▶ [MATERIALS PROVIDED]
┄┄┄┄┄┄┄┄┄┄┄┄┄┄┄┄┄┄┄┄

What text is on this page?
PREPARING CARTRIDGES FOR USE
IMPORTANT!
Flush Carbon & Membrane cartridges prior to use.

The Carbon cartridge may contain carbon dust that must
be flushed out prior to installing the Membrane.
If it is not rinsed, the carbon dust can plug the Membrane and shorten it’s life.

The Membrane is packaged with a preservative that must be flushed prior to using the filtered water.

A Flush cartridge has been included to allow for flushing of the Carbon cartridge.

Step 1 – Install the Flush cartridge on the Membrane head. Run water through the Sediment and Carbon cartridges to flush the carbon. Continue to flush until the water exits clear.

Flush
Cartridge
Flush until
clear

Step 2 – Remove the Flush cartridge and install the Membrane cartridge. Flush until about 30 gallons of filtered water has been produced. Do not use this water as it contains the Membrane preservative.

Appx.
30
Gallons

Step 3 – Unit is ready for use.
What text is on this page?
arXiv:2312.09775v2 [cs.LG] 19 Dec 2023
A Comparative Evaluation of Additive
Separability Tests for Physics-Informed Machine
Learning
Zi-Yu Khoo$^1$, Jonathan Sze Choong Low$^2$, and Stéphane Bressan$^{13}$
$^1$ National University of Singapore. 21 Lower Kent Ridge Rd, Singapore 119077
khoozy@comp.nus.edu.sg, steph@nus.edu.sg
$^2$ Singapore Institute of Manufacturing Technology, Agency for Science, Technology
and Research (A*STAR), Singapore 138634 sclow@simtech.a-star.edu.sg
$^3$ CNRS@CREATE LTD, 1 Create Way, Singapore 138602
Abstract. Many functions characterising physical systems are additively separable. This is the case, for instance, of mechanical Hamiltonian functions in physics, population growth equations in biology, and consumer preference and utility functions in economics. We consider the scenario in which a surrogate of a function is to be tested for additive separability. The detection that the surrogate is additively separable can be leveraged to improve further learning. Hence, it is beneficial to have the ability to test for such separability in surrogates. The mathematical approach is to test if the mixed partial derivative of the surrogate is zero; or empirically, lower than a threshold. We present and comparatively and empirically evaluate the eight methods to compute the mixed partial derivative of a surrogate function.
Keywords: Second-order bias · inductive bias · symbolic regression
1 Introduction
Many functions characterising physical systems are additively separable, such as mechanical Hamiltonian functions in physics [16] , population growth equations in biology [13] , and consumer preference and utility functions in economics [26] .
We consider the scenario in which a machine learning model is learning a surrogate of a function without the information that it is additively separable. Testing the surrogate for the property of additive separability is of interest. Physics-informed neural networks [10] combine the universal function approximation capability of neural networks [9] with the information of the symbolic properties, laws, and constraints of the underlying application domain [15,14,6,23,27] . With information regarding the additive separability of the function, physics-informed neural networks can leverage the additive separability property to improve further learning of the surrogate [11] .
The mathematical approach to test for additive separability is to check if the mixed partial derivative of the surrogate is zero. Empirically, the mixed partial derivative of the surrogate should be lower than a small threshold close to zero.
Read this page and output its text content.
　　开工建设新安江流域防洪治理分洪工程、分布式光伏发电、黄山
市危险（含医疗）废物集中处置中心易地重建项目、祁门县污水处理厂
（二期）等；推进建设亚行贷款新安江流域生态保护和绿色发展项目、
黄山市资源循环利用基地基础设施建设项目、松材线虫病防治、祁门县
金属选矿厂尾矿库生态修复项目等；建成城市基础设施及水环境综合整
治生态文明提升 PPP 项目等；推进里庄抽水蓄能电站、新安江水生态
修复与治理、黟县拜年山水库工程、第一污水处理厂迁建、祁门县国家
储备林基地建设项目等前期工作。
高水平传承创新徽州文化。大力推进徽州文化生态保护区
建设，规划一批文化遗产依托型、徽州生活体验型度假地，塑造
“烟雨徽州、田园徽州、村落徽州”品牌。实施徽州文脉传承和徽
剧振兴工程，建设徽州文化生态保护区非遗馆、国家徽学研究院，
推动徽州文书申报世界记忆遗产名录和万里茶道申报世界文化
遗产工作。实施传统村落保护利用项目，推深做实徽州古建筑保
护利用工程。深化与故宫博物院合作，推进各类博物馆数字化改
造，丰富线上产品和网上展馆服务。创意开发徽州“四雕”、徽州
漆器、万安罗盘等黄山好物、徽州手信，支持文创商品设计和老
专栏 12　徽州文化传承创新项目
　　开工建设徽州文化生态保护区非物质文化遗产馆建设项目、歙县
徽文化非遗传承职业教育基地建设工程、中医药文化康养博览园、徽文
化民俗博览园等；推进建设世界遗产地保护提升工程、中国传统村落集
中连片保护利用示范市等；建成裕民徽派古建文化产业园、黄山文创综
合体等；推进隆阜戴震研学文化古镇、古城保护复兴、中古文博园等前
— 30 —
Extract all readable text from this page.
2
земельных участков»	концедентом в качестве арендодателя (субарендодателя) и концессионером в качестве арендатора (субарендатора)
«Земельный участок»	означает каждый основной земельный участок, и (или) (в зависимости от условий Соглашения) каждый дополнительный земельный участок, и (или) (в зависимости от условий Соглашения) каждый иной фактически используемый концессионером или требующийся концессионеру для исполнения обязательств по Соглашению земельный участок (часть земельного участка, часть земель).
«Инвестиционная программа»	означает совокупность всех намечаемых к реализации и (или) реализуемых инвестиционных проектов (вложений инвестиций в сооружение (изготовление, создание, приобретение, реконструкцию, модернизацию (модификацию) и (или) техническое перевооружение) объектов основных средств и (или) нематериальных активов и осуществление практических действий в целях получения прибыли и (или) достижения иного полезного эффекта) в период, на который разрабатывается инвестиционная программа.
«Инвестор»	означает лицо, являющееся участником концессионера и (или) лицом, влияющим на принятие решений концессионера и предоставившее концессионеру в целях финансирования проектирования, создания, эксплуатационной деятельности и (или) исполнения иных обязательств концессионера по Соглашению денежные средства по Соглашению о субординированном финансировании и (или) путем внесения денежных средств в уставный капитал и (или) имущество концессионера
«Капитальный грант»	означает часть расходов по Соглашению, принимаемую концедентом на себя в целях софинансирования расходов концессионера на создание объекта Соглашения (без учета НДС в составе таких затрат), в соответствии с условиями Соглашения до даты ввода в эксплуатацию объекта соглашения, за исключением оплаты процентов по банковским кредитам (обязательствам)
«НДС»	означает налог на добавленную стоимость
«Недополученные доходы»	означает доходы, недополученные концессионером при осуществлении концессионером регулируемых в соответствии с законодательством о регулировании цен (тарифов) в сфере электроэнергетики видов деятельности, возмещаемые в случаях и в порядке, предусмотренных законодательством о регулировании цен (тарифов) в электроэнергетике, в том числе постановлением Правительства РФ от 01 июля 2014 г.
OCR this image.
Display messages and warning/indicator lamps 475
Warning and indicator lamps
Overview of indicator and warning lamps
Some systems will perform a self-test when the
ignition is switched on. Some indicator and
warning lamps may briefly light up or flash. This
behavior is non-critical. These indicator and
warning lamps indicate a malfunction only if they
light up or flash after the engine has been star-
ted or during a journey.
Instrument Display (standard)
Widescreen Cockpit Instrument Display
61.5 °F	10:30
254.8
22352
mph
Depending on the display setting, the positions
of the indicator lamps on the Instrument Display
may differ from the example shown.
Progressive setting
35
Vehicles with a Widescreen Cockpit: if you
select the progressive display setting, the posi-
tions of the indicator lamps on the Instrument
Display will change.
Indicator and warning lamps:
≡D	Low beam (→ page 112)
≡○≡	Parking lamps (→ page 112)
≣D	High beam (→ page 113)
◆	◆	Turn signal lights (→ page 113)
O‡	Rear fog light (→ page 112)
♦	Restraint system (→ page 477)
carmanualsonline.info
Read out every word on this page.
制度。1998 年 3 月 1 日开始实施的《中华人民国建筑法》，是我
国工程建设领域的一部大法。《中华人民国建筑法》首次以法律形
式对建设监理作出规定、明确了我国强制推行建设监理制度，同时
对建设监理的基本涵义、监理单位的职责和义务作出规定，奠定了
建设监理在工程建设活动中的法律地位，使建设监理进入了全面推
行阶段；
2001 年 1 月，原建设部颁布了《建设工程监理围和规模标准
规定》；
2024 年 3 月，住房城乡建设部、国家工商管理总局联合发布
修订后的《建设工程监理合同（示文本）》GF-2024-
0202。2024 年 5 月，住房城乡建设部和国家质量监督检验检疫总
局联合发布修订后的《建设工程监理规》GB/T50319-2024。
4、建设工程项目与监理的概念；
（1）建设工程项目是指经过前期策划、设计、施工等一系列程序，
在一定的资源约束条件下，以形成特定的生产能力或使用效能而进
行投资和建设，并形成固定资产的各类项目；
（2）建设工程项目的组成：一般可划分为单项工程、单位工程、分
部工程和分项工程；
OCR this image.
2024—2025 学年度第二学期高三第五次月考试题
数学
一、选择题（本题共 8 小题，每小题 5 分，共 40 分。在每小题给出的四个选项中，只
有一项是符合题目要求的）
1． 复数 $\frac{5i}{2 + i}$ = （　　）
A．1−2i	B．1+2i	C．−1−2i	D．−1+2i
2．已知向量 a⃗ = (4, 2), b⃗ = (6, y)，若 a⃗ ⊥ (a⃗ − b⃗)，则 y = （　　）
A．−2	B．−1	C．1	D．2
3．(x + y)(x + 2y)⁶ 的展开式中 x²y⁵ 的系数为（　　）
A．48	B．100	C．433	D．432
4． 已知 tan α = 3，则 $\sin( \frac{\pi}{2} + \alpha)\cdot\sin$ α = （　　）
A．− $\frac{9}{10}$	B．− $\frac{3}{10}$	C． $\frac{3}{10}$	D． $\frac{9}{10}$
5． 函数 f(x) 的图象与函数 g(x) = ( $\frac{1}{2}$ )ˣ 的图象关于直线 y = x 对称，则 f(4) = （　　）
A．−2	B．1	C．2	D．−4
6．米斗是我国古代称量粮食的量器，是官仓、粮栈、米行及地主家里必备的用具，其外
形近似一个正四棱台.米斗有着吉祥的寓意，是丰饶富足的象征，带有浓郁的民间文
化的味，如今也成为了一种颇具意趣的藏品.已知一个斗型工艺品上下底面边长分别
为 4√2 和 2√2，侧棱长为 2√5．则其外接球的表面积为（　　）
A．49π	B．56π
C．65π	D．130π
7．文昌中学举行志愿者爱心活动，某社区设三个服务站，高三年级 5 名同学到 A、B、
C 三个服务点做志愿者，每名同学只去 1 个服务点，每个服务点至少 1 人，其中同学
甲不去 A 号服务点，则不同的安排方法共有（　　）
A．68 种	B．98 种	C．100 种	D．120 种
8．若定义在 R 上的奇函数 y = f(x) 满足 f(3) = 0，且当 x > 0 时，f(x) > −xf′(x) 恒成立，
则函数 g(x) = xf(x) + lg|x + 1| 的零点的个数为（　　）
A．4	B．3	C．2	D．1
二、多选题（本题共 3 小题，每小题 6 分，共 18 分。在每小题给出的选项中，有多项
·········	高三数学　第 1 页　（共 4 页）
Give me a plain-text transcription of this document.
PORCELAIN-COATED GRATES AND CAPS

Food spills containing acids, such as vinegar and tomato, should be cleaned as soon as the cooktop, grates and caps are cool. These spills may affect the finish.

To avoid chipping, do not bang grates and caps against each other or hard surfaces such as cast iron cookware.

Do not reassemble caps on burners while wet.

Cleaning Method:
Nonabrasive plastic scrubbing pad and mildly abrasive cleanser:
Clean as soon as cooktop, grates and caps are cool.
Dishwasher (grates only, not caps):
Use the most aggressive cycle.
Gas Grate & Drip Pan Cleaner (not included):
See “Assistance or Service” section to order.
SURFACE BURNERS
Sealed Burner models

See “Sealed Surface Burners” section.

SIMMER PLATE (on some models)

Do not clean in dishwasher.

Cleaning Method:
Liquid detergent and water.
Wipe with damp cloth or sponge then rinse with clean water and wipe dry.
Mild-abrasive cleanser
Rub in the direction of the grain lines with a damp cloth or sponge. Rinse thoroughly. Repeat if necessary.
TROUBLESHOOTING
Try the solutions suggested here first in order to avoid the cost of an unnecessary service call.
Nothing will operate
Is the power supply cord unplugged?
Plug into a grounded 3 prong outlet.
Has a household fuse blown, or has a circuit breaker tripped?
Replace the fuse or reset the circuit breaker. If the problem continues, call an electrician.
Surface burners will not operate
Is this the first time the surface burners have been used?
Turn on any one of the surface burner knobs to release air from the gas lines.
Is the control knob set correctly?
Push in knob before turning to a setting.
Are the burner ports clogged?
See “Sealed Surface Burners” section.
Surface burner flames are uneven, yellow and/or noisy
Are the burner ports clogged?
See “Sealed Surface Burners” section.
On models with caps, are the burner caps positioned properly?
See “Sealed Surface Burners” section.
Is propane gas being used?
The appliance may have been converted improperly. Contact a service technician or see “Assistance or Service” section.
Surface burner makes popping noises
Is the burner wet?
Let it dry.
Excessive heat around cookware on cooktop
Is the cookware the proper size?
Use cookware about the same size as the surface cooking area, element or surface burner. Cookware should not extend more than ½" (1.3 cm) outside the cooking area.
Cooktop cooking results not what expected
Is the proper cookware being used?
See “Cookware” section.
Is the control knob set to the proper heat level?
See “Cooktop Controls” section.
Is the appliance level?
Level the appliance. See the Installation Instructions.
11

┄┄┄┄┄┄┄┄┄┄┄┄┄┄┄┄┄┄┄┄

In the lines above, find each one with "functions" and list it.

Abstract. Many functions characterising physical systems are additively separable. This is the case, for instance, of mechanical Hamiltonian functions in physics, population growth equations in biology, and consumer preference and utility functions in economics. We consider the scenario in which a surrogate of a function is to be tested for additive separability. The detection that the surrogate is additively separable can be leveraged to improve further learning. Hence, it is beneficial to have the ability to test for such separability in surrogates. The mathematical approach is to test if the mixed partial derivative of the surrogate is zero; or empirically, lower than a threshold. We present and comparatively and empirically evaluate the eight methods to compute the mixed partial derivative of a surrogate function.
Many functions characterising physical systems are additively separable, such as mechanical Hamiltonian functions in physics [16] , population growth equations in biology [13] , and consumer preference and utility functions in economics [26] .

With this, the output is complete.